Reproduce the rows verbatim, from the first row through the line containing "- ratio-table: 年份", both included.

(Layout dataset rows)
----------------

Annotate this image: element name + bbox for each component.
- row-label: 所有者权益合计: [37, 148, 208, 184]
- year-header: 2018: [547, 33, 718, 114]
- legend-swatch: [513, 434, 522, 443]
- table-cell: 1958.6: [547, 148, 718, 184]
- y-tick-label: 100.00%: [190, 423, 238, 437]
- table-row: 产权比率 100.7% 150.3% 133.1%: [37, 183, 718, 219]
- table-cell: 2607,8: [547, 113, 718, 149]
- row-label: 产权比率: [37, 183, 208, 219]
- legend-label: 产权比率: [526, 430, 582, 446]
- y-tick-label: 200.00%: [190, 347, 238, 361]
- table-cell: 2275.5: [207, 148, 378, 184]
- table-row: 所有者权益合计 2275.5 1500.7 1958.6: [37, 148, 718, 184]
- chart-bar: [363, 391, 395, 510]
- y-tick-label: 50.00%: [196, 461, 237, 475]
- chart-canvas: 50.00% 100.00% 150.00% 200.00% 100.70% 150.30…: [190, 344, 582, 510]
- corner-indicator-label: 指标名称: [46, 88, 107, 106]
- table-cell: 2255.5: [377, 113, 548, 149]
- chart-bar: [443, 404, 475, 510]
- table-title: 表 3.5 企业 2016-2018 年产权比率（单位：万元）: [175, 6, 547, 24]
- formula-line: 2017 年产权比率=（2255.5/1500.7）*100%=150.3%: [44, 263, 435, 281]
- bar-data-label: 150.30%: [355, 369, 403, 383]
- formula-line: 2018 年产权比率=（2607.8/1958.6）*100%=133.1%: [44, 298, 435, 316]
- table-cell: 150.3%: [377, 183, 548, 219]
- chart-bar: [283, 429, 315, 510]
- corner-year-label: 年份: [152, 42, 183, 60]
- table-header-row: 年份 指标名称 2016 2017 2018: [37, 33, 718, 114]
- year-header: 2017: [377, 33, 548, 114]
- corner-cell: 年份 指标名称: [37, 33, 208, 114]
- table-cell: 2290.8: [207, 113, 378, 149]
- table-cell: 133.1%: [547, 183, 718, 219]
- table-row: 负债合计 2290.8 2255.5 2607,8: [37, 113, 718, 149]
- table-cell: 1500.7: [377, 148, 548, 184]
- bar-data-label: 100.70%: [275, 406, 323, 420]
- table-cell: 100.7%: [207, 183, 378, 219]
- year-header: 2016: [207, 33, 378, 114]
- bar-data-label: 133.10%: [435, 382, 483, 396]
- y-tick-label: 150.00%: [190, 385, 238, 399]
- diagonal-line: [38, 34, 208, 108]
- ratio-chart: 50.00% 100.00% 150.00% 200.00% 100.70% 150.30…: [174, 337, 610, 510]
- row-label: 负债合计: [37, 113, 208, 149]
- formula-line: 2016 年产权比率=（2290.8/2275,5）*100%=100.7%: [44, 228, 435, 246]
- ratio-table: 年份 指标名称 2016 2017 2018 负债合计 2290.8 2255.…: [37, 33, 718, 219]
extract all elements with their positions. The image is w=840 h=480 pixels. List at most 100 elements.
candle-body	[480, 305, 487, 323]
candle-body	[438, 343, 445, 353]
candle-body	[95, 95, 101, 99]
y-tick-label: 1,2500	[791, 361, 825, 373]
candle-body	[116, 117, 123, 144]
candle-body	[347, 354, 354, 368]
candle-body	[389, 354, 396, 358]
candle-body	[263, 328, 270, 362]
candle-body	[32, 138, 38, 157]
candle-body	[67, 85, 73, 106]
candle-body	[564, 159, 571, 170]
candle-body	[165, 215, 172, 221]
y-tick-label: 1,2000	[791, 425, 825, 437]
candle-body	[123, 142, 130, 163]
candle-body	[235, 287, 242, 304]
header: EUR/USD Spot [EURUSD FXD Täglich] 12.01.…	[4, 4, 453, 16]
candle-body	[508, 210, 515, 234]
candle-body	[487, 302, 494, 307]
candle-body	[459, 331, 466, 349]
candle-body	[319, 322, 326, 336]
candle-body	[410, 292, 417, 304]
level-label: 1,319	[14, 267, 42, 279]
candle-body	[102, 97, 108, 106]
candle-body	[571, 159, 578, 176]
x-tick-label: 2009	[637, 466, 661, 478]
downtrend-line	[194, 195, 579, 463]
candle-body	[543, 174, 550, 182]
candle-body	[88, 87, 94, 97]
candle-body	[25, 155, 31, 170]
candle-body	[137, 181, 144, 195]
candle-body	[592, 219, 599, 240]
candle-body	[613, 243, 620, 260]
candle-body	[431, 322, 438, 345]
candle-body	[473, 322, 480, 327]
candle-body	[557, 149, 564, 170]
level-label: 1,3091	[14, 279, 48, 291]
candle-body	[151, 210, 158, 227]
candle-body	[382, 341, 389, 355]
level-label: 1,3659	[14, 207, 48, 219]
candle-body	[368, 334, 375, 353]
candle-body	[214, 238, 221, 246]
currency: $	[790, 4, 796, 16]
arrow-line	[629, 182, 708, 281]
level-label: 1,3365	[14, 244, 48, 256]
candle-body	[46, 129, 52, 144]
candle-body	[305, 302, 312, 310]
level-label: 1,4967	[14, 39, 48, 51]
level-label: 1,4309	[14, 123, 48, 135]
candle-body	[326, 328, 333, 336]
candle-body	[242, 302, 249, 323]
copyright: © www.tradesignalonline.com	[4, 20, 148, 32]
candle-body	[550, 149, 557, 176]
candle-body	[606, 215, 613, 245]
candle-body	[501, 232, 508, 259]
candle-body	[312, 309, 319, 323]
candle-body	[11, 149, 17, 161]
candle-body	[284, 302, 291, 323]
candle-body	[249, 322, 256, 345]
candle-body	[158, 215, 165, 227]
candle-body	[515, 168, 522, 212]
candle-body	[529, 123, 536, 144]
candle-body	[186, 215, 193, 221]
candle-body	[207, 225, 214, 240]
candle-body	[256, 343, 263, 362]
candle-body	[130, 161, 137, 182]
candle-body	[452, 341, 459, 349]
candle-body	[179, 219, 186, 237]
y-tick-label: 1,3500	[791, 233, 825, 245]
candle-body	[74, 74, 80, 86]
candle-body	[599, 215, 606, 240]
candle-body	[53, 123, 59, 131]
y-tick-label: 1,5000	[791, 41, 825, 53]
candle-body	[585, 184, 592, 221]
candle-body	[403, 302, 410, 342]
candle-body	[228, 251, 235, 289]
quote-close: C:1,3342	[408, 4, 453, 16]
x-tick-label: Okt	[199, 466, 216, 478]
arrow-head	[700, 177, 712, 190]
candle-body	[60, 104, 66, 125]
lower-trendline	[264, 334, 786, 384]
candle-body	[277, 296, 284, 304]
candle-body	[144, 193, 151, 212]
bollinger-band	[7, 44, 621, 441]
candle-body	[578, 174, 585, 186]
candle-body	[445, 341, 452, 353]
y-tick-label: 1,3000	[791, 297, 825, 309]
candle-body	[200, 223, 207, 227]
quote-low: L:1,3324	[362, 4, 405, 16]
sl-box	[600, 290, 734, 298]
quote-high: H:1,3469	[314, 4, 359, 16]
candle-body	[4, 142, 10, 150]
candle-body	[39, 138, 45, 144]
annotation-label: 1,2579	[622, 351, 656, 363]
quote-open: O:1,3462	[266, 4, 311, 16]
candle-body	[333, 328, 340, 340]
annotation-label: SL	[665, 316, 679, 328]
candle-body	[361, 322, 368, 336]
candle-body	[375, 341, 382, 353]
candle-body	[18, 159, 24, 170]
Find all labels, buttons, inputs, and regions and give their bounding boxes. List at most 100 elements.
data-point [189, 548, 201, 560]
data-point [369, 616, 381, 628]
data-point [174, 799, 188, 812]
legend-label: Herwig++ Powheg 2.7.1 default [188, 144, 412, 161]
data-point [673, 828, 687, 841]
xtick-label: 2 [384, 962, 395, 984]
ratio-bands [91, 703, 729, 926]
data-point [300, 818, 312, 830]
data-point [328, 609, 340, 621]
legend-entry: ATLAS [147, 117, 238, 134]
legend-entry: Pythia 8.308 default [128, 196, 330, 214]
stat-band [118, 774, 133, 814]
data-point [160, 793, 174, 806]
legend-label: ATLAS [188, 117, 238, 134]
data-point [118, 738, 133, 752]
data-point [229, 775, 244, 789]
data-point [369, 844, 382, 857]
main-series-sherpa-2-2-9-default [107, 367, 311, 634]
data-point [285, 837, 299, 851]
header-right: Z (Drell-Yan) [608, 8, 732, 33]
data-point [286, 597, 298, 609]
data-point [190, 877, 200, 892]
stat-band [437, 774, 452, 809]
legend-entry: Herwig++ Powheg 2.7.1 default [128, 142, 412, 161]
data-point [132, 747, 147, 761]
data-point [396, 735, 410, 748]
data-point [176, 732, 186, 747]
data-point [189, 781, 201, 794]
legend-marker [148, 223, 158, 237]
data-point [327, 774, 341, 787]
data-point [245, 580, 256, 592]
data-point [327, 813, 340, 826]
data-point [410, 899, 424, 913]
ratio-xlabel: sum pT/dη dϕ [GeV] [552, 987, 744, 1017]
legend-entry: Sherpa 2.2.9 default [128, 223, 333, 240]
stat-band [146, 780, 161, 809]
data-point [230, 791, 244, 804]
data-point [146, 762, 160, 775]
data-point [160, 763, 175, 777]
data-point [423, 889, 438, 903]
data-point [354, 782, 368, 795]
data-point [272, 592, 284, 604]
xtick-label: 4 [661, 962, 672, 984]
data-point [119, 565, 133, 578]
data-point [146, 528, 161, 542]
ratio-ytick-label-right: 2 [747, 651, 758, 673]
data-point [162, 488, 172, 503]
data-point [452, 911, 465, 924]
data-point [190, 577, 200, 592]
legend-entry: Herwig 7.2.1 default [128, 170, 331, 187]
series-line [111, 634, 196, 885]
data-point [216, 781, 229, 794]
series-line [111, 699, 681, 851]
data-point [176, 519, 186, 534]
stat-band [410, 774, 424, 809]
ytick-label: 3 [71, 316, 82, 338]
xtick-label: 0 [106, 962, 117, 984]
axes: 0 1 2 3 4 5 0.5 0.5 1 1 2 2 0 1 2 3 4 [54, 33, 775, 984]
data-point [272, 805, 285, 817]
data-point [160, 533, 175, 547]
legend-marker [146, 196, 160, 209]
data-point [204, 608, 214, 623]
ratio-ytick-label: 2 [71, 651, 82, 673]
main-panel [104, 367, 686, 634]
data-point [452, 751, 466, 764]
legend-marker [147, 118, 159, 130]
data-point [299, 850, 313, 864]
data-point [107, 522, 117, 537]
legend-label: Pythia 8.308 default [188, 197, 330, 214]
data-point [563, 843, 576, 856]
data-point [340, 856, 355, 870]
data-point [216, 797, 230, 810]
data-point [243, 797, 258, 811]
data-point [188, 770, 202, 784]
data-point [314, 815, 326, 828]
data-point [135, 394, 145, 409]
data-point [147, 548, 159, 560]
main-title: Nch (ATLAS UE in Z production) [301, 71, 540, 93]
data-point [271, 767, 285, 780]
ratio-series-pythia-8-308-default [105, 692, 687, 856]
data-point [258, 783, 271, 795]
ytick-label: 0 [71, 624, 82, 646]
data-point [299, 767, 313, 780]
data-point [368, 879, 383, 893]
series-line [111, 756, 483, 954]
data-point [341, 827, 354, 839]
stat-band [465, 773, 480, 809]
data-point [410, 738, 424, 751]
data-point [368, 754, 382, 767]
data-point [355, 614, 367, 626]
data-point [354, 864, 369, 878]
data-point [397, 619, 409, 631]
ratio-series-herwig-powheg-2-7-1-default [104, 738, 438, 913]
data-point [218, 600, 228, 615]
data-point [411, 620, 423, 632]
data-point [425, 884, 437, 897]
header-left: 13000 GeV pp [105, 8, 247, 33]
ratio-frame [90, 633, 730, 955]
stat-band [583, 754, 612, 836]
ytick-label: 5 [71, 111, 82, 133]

----------------

▶ EXERCISE RESULT:
Annotate this image: element name + bbox for each component.
- row-label: 所有者权益合计: [37, 148, 208, 184]
- year-header: 2018: [547, 33, 718, 114]
- legend-swatch: [513, 434, 522, 443]
- table-cell: 1958.6: [547, 148, 718, 184]
- y-tick-label: 100.00%: [190, 423, 238, 437]
- table-row: 产权比率 100.7% 150.3% 133.1%: [37, 183, 718, 219]
- table-cell: 2607,8: [547, 113, 718, 149]
- row-label: 产权比率: [37, 183, 208, 219]
- legend-label: 产权比率: [526, 430, 582, 446]
- y-tick-label: 200.00%: [190, 347, 238, 361]
- table-cell: 2275.5: [207, 148, 378, 184]
- table-row: 所有者权益合计 2275.5 1500.7 1958.6: [37, 148, 718, 184]
- chart-bar: [363, 391, 395, 510]
- y-tick-label: 50.00%: [196, 461, 237, 475]
- chart-canvas: 50.00% 100.00% 150.00% 200.00% 100.70% 150.30…: [190, 344, 582, 510]
- corner-indicator-label: 指标名称: [46, 88, 107, 106]
- table-cell: 2255.5: [377, 113, 548, 149]
- chart-bar: [443, 404, 475, 510]
- table-title: 表 3.5 企业 2016-2018 年产权比率（单位：万元）: [175, 6, 547, 24]
- formula-line: 2017 年产权比率=（2255.5/1500.7）*100%=150.3%: [44, 263, 435, 281]
- bar-data-label: 150.30%: [355, 369, 403, 383]
- formula-line: 2018 年产权比率=（2607.8/1958.6）*100%=133.1%: [44, 298, 435, 316]
- table-cell: 150.3%: [377, 183, 548, 219]
- chart-bar: [283, 429, 315, 510]
- corner-year-label: 年份: [152, 42, 183, 60]
- table-header-row: 年份 指标名称 2016 2017 2018: [37, 33, 718, 114]
- year-header: 2017: [377, 33, 548, 114]
- corner-cell: 年份 指标名称: [37, 33, 208, 114]
- table-cell: 2290.8: [207, 113, 378, 149]
- table-cell: 133.1%: [547, 183, 718, 219]
- table-row: 负债合计 2290.8 2255.5 2607,8: [37, 113, 718, 149]
- table-cell: 1500.7: [377, 148, 548, 184]
- bar-data-label: 100.70%: [275, 406, 323, 420]
- table-cell: 100.7%: [207, 183, 378, 219]
- year-header: 2016: [207, 33, 378, 114]
- bar-data-label: 133.10%: [435, 382, 483, 396]
- y-tick-label: 150.00%: [190, 385, 238, 399]
- diagonal-line: [38, 34, 208, 108]
- ratio-chart: 50.00% 100.00% 150.00% 200.00% 100.70% 150.30…: [174, 337, 610, 510]
- row-label: 负债合计: [37, 113, 208, 149]
- formula-line: 2016 年产权比率=（2290.8/2275,5）*100%=100.7%: [44, 228, 435, 246]
- ratio-table: 年份 指标名称 2016 2017 2018 负债合计 2290.8 2255.…: [37, 33, 718, 219]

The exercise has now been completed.